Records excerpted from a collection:
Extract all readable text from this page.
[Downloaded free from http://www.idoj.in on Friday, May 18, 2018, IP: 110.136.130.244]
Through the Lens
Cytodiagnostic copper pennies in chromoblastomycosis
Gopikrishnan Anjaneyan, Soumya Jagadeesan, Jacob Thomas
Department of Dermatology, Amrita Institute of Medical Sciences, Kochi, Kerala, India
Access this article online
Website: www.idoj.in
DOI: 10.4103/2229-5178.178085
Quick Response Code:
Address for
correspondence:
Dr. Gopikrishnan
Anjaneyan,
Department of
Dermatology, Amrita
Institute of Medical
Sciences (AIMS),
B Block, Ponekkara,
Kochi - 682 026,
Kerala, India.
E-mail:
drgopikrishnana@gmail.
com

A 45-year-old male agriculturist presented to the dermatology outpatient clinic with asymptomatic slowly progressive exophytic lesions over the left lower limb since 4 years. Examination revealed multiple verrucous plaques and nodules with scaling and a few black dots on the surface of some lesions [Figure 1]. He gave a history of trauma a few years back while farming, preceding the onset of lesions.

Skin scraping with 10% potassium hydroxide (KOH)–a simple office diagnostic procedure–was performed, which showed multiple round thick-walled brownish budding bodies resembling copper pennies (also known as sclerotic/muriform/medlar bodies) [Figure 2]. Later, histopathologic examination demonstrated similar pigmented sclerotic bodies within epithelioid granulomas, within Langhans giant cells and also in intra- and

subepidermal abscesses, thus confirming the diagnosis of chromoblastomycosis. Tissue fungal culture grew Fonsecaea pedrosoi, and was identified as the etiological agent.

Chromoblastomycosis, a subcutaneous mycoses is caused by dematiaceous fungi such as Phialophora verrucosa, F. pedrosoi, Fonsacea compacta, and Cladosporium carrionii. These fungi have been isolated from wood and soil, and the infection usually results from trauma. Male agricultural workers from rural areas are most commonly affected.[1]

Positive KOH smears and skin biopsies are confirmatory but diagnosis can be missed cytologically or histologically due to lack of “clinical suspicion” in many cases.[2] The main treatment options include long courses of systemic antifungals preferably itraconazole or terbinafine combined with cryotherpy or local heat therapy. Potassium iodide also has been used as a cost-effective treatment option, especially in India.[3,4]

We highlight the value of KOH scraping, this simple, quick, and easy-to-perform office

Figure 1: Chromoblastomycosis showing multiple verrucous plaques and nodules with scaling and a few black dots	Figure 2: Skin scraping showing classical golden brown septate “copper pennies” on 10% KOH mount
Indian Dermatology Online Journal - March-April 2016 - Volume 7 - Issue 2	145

**What is being asked**
Your answer should be the records themselves, returned word for word.

**Result**
Extract all readable text from this page.
[Downloaded free from http://www.idoj.in on Friday, May 18, 2018, IP: 110.136.130.244]
Through the Lens
Cytodiagnostic copper pennies in chromoblastomycosis
Gopikrishnan Anjaneyan, Soumya Jagadeesan, Jacob Thomas
Department of Dermatology, Amrita Institute of Medical Sciences, Kochi, Kerala, India
Access this article online
Website: www.idoj.in
DOI: 10.4103/2229-5178.178085
Quick Response Code:
Address for
correspondence:
Dr. Gopikrishnan
Anjaneyan,
Department of
Dermatology, Amrita
Institute of Medical
Sciences (AIMS),
B Block, Ponekkara,
Kochi - 682 026,
Kerala, India.
E-mail:
drgopikrishnana@gmail.
com

A 45-year-old male agriculturist presented to the dermatology outpatient clinic with asymptomatic slowly progressive exophytic lesions over the left lower limb since 4 years. Examination revealed multiple verrucous plaques and nodules with scaling and a few black dots on the surface of some lesions [Figure 1]. He gave a history of trauma a few years back while farming, preceding the onset of lesions.

Skin scraping with 10% potassium hydroxide (KOH)–a simple office diagnostic procedure–was performed, which showed multiple round thick-walled brownish budding bodies resembling copper pennies (also known as sclerotic/muriform/medlar bodies) [Figure 2]. Later, histopathologic examination demonstrated similar pigmented sclerotic bodies within epithelioid granulomas, within Langhans giant cells and also in intra- and

subepidermal abscesses, thus confirming the diagnosis of chromoblastomycosis. Tissue fungal culture grew Fonsecaea pedrosoi, and was identified as the etiological agent.

Chromoblastomycosis, a subcutaneous mycoses is caused by dematiaceous fungi such as Phialophora verrucosa, F. pedrosoi, Fonsacea compacta, and Cladosporium carrionii. These fungi have been isolated from wood and soil, and the infection usually results from trauma. Male agricultural workers from rural areas are most commonly affected.[1]

Positive KOH smears and skin biopsies are confirmatory but diagnosis can be missed cytologically or histologically due to lack of “clinical suspicion” in many cases.[2] The main treatment options include long courses of systemic antifungals preferably itraconazole or terbinafine combined with cryotherpy or local heat therapy. Potassium iodide also has been used as a cost-effective treatment option, especially in India.[3,4]

We highlight the value of KOH scraping, this simple, quick, and easy-to-perform office

Figure 1: Chromoblastomycosis showing multiple verrucous plaques and nodules with scaling and a few black dots	Figure 2: Skin scraping showing classical golden brown septate “copper pennies” on 10% KOH mount
Indian Dermatology Online Journal - March-April 2016 - Volume 7 - Issue 2	145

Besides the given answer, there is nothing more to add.